_Given request_. Skip the pictures and repeat each line of the data exactly.

_Material provided_.
Begin
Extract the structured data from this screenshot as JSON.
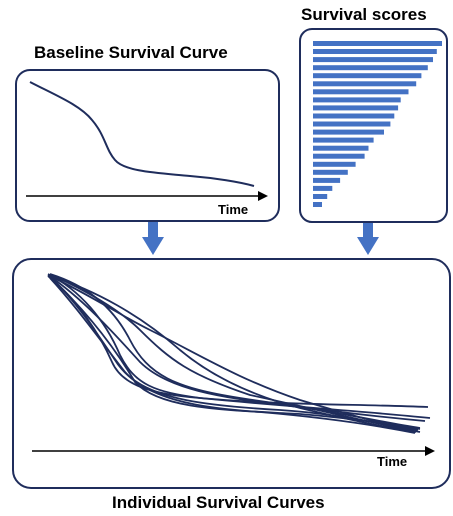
{
  "baseline_panel": {
    "title": "Baseline Survival Curve",
    "axis_label": "Time"
  },
  "scores_panel": {
    "title": "Survival scores",
    "scores": [
      1.0,
      0.96,
      0.93,
      0.89,
      0.84,
      0.8,
      0.74,
      0.68,
      0.66,
      0.63,
      0.6,
      0.55,
      0.47,
      0.43,
      0.4,
      0.33,
      0.27,
      0.21,
      0.15,
      0.11,
      0.07
    ]
  },
  "individual_panel": {
    "title": "Individual Survival Curves",
    "axis_label": "Time"
  },
  "colors": {
    "curve": "#1f2d5c",
    "bar": "#4472c4",
    "arrow": "#4472c4",
    "border": "#1f2d5c"
  }
}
End
_Response_.
Extract the structured data from this screenshot as JSON.
{
  "baseline_panel": {
    "title": "Baseline Survival Curve",
    "axis_label": "Time"
  },
  "scores_panel": {
    "title": "Survival scores",
    "scores": [
      1.0,
      0.96,
      0.93,
      0.89,
      0.84,
      0.8,
      0.74,
      0.68,
      0.66,
      0.63,
      0.6,
      0.55,
      0.47,
      0.43,
      0.4,
      0.33,
      0.27,
      0.21,
      0.15,
      0.11,
      0.07
    ]
  },
  "individual_panel": {
    "title": "Individual Survival Curves",
    "axis_label": "Time"
  },
  "colors": {
    "curve": "#1f2d5c",
    "bar": "#4472c4",
    "arrow": "#4472c4",
    "border": "#1f2d5c"
  }
}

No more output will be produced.